第149回日本昆虫学会・第86回日本応用動物昆虫学会合同東海支部講演会
今日は名古屋の金城学院大学で開催された第149回日本昆虫学会・第86回日本応用動物昆虫学会合同東海支部講演会に出かけた。始めは講演を聴くだけのつもりだったが、申込締切ギリギリになってから、せっかく行くのだから、と思って石垣島在住時代のネタで講演することにした。
講演は一般講演のみで9題。なんとそのうち7題がハチに関する講演だった。社会性の狩蜂の生態や行動に関するもの2題、マルハナバチに関するもの2題、施設栽培イチゴの授粉にかかわるミツバチに関するもの1題、ウンカの幼虫に寄生するカマバチの生態に関するもの2題。ハチ以外では、日本におけるウスバシロチョウの地理的な遺伝的な違いに基づく日本列島への侵入の過程を推測したもの。それと、ぼくによる石垣島に棲息するマダラナガカメムシ亜科に属するカメムシの寄主植物と生態に関するもの。
石垣島に住んでいたのは、もう4年も前のことだが、まだ公の場で話していなかったり書いていなかったりすることがたくさんある。今回のネタは、論文にするにはちょっと足りないが、何も残さないことにするにはちょっと惜しいネタだった。石垣島のネタを東海支部で話すのは、ちょっと場違いな感じもしたが、まあそれは許していただくことにしよう、と勝手に考えた。
^^^^
# 練習課題:
1. 本文のうち「講演は一般講演のみで9題」で始まる段落を、主な事実を残したまま箇条書きにまとめてください。
2. 東海支部講演会について書かれた本文を、最後の文の後から引き継いで書き進めてください。

# 資料:
^^^^
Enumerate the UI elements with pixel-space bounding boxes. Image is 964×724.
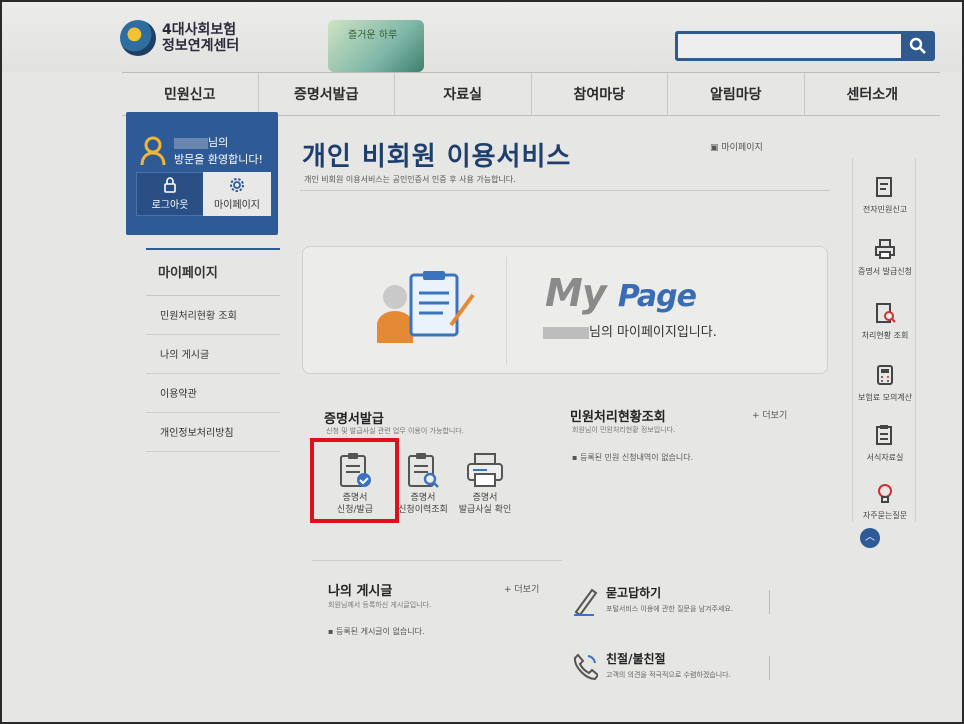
^^^^
# 課題の解答:
1.
- 講演は一般講演のみで、全部で9題。
- そのうち7題がハチに関する講演。
  - 社会性の狩蜂の生態や行動:2題
  - マルハナバチ:2題
  - 施設栽培イチゴの授粉にかかわるミツバチ:1題
  - ウンカの幼虫に寄生するカマバチの生態:2題
- ハチ以外の講演は2題。
  - ウスバシロチョウの地理的な遺伝的違いから、日本列島への侵入の過程を推測したもの
  - 筆者による、石垣島に棲むマダラナガカメムシ亜科のカメムシの寄主植物と生態に関するもの

2.
マダラナガカメムシ亜科というのは、ナカガメムシ科という大きな分類群の一部で、赤と黒を基調とした警告的な色彩の派手な種が多い。また、寄主植物として、キョウチクトウ科やガガイモ科などの有毒な成分をもつ植物に依存しているものが多い。しかしながら、これまでに、南西諸島のこの分類群の寄主植物に関する知見は断片的なものしかなかった。これをまとめて、それぞれの種が、近縁な寄主植物を利用しながらも、それぞれ異なった寄主植物に依存していて、一部の移入種である植物に複数の種が依存しているものの、在来の植物には1種ずつが特異的に依存していることが明らかにした。もっとも、アカナガカメムシだけは、在来の寄主植物が見つからず、移入種であるキバナキョウチクトウに依存している。
これらのカメムシ類はすべて東南アジアに分布の中心があるため、ほとんどの種は休眠性を持たないように思われたが、ヒメマダラナガカメムシだけは冬に寄主植物以外の場所で集団をつくっているのを見たので、休眠性を獲得しているのかも知れない。この部分は話しそびれてしまったが、石垣島に分布しているこの仲間で一番北方まで分布しているのはヒメマダラカメムシであり、分布を北方に拡げられたのは、休眠性を獲得したからかも知れない。
この講演会には学生さんから、もう20年も前に大学を退官された先生まで参加されていたが、去年の12月に開催された日本鱗翅学会東海支部会の講演会と比べると、参加人数がやや少なく、より広い分類群を扱っている学会としては、ちょっと寂しく感じられた。会場が広かったせいでそのように感じたのかも知れないが。
講演会のあと、簡単な懇親会が開かれたが、そこでは80歳を超えられたS先生から、戦中戦後の米が無かった時代の食料事情と農薬の話を聞かせていただき、時代の変化を感じさせられずにはいられなかった。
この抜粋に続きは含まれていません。